*OBJECTIVE:* Exclude images, then output the remaining data verbatim.

━━━━━ THE INPUT

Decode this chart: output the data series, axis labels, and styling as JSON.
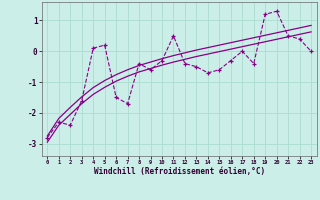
{
  "xlabel": "Windchill (Refroidissement éolien,°C)",
  "bg_color": "#cceee8",
  "line_color": "#880088",
  "grid_color": "#aaddcc",
  "xlim": [
    -0.5,
    23.5
  ],
  "ylim": [
    -3.4,
    1.6
  ],
  "xticks": [
    0,
    1,
    2,
    3,
    4,
    5,
    6,
    7,
    8,
    9,
    10,
    11,
    12,
    13,
    14,
    15,
    16,
    17,
    18,
    19,
    20,
    21,
    22,
    23
  ],
  "yticks": [
    -3,
    -2,
    -1,
    0,
    1
  ],
  "x_data": [
    0,
    1,
    2,
    3,
    4,
    5,
    6,
    7,
    8,
    9,
    10,
    11,
    12,
    13,
    14,
    15,
    16,
    17,
    18,
    19,
    20,
    21,
    22,
    23
  ],
  "y_scatter": [
    -2.8,
    -2.3,
    -2.4,
    -1.6,
    0.1,
    0.2,
    -1.5,
    -1.7,
    -0.4,
    -0.6,
    -0.3,
    0.5,
    -0.4,
    -0.5,
    -0.7,
    -0.6,
    -0.3,
    0.0,
    -0.4,
    1.2,
    1.3,
    0.5,
    0.4,
    0.0
  ],
  "y_line1": [
    -2.75,
    -2.18,
    -1.82,
    -1.48,
    -1.18,
    -0.95,
    -0.76,
    -0.6,
    -0.46,
    -0.35,
    -0.24,
    -0.14,
    -0.05,
    0.04,
    0.12,
    0.2,
    0.28,
    0.36,
    0.44,
    0.52,
    0.6,
    0.68,
    0.76,
    0.84
  ],
  "y_line2": [
    -2.95,
    -2.4,
    -2.05,
    -1.7,
    -1.4,
    -1.17,
    -0.97,
    -0.81,
    -0.67,
    -0.56,
    -0.45,
    -0.35,
    -0.26,
    -0.17,
    -0.09,
    -0.01,
    0.07,
    0.15,
    0.23,
    0.31,
    0.39,
    0.47,
    0.55,
    0.63
  ]
}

━━━━━━━━━━

*SOLUTION:*
Decode this chart: output the data series, axis labels, and styling as JSON.
{
  "xlabel": "Windchill (Refroidissement éolien,°C)",
  "bg_color": "#cceee8",
  "line_color": "#880088",
  "grid_color": "#aaddcc",
  "xlim": [
    -0.5,
    23.5
  ],
  "ylim": [
    -3.4,
    1.6
  ],
  "xticks": [
    0,
    1,
    2,
    3,
    4,
    5,
    6,
    7,
    8,
    9,
    10,
    11,
    12,
    13,
    14,
    15,
    16,
    17,
    18,
    19,
    20,
    21,
    22,
    23
  ],
  "yticks": [
    -3,
    -2,
    -1,
    0,
    1
  ],
  "x_data": [
    0,
    1,
    2,
    3,
    4,
    5,
    6,
    7,
    8,
    9,
    10,
    11,
    12,
    13,
    14,
    15,
    16,
    17,
    18,
    19,
    20,
    21,
    22,
    23
  ],
  "y_scatter": [
    -2.8,
    -2.3,
    -2.4,
    -1.6,
    0.1,
    0.2,
    -1.5,
    -1.7,
    -0.4,
    -0.6,
    -0.3,
    0.5,
    -0.4,
    -0.5,
    -0.7,
    -0.6,
    -0.3,
    0.0,
    -0.4,
    1.2,
    1.3,
    0.5,
    0.4,
    0.0
  ],
  "y_line1": [
    -2.75,
    -2.18,
    -1.82,
    -1.48,
    -1.18,
    -0.95,
    -0.76,
    -0.6,
    -0.46,
    -0.35,
    -0.24,
    -0.14,
    -0.05,
    0.04,
    0.12,
    0.2,
    0.28,
    0.36,
    0.44,
    0.52,
    0.6,
    0.68,
    0.76,
    0.84
  ],
  "y_line2": [
    -2.95,
    -2.4,
    -2.05,
    -1.7,
    -1.4,
    -1.17,
    -0.97,
    -0.81,
    -0.67,
    -0.56,
    -0.45,
    -0.35,
    -0.26,
    -0.17,
    -0.09,
    -0.01,
    0.07,
    0.15,
    0.23,
    0.31,
    0.39,
    0.47,
    0.55,
    0.63
  ]
}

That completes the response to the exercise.